● **Problem**
Please quote every line word for word.

● **Information given**
>> start

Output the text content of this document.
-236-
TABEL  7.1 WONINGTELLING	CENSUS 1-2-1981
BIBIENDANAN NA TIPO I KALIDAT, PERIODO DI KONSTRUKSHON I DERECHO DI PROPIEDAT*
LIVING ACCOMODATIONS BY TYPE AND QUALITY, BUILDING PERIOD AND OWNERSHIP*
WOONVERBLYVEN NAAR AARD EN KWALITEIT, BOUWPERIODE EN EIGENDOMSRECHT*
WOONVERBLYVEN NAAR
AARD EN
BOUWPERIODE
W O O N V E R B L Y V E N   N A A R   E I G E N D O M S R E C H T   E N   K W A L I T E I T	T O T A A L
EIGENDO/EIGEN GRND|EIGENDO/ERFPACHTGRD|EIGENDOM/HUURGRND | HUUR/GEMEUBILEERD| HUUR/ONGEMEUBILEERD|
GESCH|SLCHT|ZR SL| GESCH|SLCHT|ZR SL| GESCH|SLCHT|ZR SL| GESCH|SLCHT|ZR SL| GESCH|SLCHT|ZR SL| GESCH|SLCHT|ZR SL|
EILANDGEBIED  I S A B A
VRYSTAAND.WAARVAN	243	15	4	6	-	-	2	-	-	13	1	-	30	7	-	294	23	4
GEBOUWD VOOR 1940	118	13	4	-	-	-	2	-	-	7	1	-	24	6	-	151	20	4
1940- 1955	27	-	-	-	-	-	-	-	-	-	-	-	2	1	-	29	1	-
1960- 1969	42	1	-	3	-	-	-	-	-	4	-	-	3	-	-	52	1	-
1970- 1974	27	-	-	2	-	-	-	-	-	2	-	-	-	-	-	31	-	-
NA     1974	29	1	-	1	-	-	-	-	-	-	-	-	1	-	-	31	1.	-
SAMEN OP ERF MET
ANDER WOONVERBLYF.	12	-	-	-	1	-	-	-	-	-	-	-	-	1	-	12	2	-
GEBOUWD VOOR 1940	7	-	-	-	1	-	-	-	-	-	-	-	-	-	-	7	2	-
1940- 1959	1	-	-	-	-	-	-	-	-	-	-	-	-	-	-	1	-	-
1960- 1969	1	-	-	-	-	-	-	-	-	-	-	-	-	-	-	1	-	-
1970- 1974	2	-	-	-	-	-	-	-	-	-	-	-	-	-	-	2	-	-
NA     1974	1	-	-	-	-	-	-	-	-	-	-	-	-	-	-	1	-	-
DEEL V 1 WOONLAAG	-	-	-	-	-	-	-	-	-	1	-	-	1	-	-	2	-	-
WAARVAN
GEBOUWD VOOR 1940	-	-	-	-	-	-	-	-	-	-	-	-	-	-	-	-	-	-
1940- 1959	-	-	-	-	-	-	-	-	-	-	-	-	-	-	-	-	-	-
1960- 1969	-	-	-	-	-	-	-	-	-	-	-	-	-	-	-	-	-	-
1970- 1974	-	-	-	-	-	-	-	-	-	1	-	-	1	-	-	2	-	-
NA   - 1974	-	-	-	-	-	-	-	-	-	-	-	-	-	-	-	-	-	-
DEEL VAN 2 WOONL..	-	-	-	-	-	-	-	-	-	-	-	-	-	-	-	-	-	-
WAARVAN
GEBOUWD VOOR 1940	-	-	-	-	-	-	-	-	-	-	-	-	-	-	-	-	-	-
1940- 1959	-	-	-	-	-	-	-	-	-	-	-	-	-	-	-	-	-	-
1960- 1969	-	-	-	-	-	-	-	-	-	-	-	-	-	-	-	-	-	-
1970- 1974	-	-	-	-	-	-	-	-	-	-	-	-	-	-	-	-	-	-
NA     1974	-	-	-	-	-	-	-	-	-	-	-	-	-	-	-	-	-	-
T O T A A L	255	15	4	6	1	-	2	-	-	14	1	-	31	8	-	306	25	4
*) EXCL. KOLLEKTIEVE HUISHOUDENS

>> end

● **The solution**
Output the text content of this document.
-236-
TABEL  7.1 WONINGTELLING	CENSUS 1-2-1981
BIBIENDANAN NA TIPO I KALIDAT, PERIODO DI KONSTRUKSHON I DERECHO DI PROPIEDAT*
LIVING ACCOMODATIONS BY TYPE AND QUALITY, BUILDING PERIOD AND OWNERSHIP*
WOONVERBLYVEN NAAR AARD EN KWALITEIT, BOUWPERIODE EN EIGENDOMSRECHT*
WOONVERBLYVEN NAAR
AARD EN
BOUWPERIODE
W O O N V E R B L Y V E N   N A A R   E I G E N D O M S R E C H T   E N   K W A L I T E I T	T O T A A L
EIGENDO/EIGEN GRND|EIGENDO/ERFPACHTGRD|EIGENDOM/HUURGRND | HUUR/GEMEUBILEERD| HUUR/ONGEMEUBILEERD|
GESCH|SLCHT|ZR SL| GESCH|SLCHT|ZR SL| GESCH|SLCHT|ZR SL| GESCH|SLCHT|ZR SL| GESCH|SLCHT|ZR SL| GESCH|SLCHT|ZR SL|
EILANDGEBIED  I S A B A
VRYSTAAND.WAARVAN	243	15	4	6	-	-	2	-	-	13	1	-	30	7	-	294	23	4
GEBOUWD VOOR 1940	118	13	4	-	-	-	2	-	-	7	1	-	24	6	-	151	20	4
1940- 1955	27	-	-	-	-	-	-	-	-	-	-	-	2	1	-	29	1	-
1960- 1969	42	1	-	3	-	-	-	-	-	4	-	-	3	-	-	52	1	-
1970- 1974	27	-	-	2	-	-	-	-	-	2	-	-	-	-	-	31	-	-
NA     1974	29	1	-	1	-	-	-	-	-	-	-	-	1	-	-	31	1.	-
SAMEN OP ERF MET
ANDER WOONVERBLYF.	12	-	-	-	1	-	-	-	-	-	-	-	-	1	-	12	2	-
GEBOUWD VOOR 1940	7	-	-	-	1	-	-	-	-	-	-	-	-	-	-	7	2	-
1940- 1959	1	-	-	-	-	-	-	-	-	-	-	-	-	-	-	1	-	-
1960- 1969	1	-	-	-	-	-	-	-	-	-	-	-	-	-	-	1	-	-
1970- 1974	2	-	-	-	-	-	-	-	-	-	-	-	-	-	-	2	-	-
NA     1974	1	-	-	-	-	-	-	-	-	-	-	-	-	-	-	1	-	-
DEEL V 1 WOONLAAG	-	-	-	-	-	-	-	-	-	1	-	-	1	-	-	2	-	-
WAARVAN
GEBOUWD VOOR 1940	-	-	-	-	-	-	-	-	-	-	-	-	-	-	-	-	-	-
1940- 1959	-	-	-	-	-	-	-	-	-	-	-	-	-	-	-	-	-	-
1960- 1969	-	-	-	-	-	-	-	-	-	-	-	-	-	-	-	-	-	-
1970- 1974	-	-	-	-	-	-	-	-	-	1	-	-	1	-	-	2	-	-
NA   - 1974	-	-	-	-	-	-	-	-	-	-	-	-	-	-	-	-	-	-
DEEL VAN 2 WOONL..	-	-	-	-	-	-	-	-	-	-	-	-	-	-	-	-	-	-
WAARVAN
GEBOUWD VOOR 1940	-	-	-	-	-	-	-	-	-	-	-	-	-	-	-	-	-	-
1940- 1959	-	-	-	-	-	-	-	-	-	-	-	-	-	-	-	-	-	-
1960- 1969	-	-	-	-	-	-	-	-	-	-	-	-	-	-	-	-	-	-
1970- 1974	-	-	-	-	-	-	-	-	-	-	-	-	-	-	-	-	-	-
NA     1974	-	-	-	-	-	-	-	-	-	-	-	-	-	-	-	-	-	-
T O T A A L	255	15	4	6	1	-	2	-	-	14	1	-	31	8	-	306	25	4
*) EXCL. KOLLEKTIEVE HUISHOUDENS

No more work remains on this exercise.